### Objective
Filter the listing and keep only the lines with the word "JSON".

-- -- --

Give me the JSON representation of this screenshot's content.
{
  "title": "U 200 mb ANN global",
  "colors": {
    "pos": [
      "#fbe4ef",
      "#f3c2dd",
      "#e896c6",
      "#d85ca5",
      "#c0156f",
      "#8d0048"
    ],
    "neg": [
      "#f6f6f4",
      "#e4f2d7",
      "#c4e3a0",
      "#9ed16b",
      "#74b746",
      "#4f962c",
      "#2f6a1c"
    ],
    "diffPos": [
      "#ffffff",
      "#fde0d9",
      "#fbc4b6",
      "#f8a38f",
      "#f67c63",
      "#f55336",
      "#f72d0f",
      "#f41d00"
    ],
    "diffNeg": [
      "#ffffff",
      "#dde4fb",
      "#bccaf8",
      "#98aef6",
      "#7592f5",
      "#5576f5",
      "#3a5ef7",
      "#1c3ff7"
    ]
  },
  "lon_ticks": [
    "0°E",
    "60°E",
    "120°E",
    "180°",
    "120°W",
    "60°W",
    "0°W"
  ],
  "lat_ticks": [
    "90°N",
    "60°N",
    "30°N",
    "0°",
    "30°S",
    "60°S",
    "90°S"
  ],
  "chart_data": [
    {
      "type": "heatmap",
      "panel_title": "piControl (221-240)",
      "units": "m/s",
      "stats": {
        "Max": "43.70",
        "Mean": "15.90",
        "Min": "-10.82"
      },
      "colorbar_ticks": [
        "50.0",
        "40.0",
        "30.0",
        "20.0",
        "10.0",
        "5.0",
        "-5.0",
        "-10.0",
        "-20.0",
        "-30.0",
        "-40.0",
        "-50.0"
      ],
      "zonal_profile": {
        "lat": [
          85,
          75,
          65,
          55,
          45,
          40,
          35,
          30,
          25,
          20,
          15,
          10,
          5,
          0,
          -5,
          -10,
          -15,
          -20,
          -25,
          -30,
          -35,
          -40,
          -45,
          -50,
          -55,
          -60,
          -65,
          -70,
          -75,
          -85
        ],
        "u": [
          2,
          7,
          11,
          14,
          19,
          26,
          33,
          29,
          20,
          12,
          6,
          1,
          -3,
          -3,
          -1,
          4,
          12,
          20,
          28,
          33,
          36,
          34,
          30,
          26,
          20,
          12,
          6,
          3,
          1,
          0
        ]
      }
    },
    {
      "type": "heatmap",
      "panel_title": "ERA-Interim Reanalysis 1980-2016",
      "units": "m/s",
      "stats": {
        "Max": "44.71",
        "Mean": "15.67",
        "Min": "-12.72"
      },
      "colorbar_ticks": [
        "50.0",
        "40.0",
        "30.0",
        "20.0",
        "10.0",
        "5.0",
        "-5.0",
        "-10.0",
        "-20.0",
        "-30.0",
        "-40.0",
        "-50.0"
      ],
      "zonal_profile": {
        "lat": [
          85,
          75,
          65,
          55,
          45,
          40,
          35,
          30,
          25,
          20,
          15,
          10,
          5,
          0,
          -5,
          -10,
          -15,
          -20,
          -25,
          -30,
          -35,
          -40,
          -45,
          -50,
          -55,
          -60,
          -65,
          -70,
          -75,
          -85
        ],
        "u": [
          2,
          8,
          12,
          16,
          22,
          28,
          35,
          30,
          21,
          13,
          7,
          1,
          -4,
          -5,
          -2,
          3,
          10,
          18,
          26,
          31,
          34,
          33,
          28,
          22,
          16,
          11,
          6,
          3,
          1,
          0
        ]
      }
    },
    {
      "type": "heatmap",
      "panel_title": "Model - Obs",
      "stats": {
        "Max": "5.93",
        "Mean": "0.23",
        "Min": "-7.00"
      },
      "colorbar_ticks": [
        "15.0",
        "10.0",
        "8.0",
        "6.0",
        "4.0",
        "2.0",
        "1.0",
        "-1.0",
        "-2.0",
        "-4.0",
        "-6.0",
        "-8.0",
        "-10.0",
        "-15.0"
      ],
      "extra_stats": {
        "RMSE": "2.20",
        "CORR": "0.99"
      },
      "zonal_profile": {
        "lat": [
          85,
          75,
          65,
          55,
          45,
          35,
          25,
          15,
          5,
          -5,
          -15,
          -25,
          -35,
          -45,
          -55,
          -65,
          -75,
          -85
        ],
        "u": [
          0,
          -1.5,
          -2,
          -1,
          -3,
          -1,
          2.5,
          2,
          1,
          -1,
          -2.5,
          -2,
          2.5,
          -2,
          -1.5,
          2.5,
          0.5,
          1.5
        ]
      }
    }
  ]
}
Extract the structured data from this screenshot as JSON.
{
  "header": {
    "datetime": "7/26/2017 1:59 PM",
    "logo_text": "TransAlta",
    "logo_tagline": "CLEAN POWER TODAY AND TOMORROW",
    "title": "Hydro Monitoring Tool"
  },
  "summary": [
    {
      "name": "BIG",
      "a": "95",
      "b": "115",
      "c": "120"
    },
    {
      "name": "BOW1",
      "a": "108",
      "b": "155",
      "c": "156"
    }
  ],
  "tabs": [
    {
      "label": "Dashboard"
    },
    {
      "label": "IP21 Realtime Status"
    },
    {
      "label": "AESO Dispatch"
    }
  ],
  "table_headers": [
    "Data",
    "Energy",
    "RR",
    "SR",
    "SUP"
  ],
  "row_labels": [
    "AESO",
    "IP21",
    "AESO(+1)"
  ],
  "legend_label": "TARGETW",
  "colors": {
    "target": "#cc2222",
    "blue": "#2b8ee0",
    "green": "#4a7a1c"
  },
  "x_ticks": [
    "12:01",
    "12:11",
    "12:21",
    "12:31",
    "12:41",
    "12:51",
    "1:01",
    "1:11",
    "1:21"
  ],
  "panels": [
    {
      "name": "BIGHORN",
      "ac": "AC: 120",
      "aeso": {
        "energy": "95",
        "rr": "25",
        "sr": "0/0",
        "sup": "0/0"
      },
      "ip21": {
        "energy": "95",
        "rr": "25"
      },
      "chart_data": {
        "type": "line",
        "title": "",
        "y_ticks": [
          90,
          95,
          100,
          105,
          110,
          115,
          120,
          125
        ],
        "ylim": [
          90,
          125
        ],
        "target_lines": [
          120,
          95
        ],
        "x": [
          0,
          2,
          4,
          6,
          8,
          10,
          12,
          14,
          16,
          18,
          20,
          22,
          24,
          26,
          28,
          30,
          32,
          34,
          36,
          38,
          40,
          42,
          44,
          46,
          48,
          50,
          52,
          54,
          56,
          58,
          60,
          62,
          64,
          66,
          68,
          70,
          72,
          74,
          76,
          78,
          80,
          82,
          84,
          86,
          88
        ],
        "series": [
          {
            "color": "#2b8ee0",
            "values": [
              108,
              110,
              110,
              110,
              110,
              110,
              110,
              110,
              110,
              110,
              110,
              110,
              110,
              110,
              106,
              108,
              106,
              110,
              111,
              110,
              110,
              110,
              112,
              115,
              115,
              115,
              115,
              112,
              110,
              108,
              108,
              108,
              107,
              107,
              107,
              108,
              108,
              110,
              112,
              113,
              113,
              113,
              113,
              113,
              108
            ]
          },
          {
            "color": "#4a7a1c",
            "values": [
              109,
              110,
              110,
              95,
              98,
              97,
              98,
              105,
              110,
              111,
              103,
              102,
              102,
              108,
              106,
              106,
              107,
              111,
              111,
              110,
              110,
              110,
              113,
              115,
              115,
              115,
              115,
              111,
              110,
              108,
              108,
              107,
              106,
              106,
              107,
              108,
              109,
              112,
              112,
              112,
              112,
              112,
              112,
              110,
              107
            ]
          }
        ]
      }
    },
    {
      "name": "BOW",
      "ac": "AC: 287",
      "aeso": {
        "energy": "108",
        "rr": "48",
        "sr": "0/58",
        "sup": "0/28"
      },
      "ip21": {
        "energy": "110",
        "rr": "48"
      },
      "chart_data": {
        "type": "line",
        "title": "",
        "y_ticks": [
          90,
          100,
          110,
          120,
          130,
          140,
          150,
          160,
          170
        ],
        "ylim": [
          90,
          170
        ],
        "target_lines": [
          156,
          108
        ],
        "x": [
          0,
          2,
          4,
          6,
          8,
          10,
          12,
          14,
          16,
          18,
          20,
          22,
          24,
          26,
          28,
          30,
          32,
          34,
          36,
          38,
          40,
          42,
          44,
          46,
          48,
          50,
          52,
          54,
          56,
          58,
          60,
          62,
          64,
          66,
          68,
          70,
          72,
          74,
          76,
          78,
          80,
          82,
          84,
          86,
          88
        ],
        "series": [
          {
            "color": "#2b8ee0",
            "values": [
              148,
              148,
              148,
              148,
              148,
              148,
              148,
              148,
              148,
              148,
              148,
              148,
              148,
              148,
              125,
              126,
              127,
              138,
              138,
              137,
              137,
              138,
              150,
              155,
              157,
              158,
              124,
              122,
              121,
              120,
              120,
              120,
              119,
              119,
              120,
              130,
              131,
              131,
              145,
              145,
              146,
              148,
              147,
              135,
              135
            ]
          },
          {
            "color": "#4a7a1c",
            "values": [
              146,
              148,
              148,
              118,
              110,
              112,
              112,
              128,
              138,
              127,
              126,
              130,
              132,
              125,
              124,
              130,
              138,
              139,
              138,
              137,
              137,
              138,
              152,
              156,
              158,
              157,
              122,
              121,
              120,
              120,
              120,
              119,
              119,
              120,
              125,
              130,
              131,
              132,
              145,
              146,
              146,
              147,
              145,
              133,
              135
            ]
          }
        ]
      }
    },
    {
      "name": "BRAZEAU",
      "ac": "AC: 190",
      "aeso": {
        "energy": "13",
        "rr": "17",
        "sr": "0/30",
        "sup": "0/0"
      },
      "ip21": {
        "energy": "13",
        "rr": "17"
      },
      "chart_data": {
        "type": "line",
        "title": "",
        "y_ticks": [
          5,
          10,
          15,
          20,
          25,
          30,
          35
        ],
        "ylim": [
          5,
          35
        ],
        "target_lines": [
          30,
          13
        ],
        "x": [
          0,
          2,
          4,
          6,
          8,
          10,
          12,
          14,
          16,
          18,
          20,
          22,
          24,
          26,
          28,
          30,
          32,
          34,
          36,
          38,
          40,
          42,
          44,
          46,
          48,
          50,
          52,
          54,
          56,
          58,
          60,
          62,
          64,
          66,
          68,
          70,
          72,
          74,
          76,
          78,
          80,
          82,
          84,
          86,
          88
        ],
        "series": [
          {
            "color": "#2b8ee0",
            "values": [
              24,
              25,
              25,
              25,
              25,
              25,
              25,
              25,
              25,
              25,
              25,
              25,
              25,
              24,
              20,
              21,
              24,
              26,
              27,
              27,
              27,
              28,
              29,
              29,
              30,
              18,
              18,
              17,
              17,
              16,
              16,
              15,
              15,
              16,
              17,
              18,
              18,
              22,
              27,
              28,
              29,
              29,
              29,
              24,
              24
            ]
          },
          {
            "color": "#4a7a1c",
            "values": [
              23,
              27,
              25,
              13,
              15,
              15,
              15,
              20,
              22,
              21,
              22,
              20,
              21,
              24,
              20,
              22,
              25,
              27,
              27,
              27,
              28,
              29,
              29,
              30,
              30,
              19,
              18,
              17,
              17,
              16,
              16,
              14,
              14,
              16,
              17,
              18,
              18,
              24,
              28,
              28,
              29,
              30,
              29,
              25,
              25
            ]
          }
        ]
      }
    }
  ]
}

-- -- --

### Correct answer
Give me the JSON representation of this screenshot's content.
Extract the structured data from this screenshot as JSON.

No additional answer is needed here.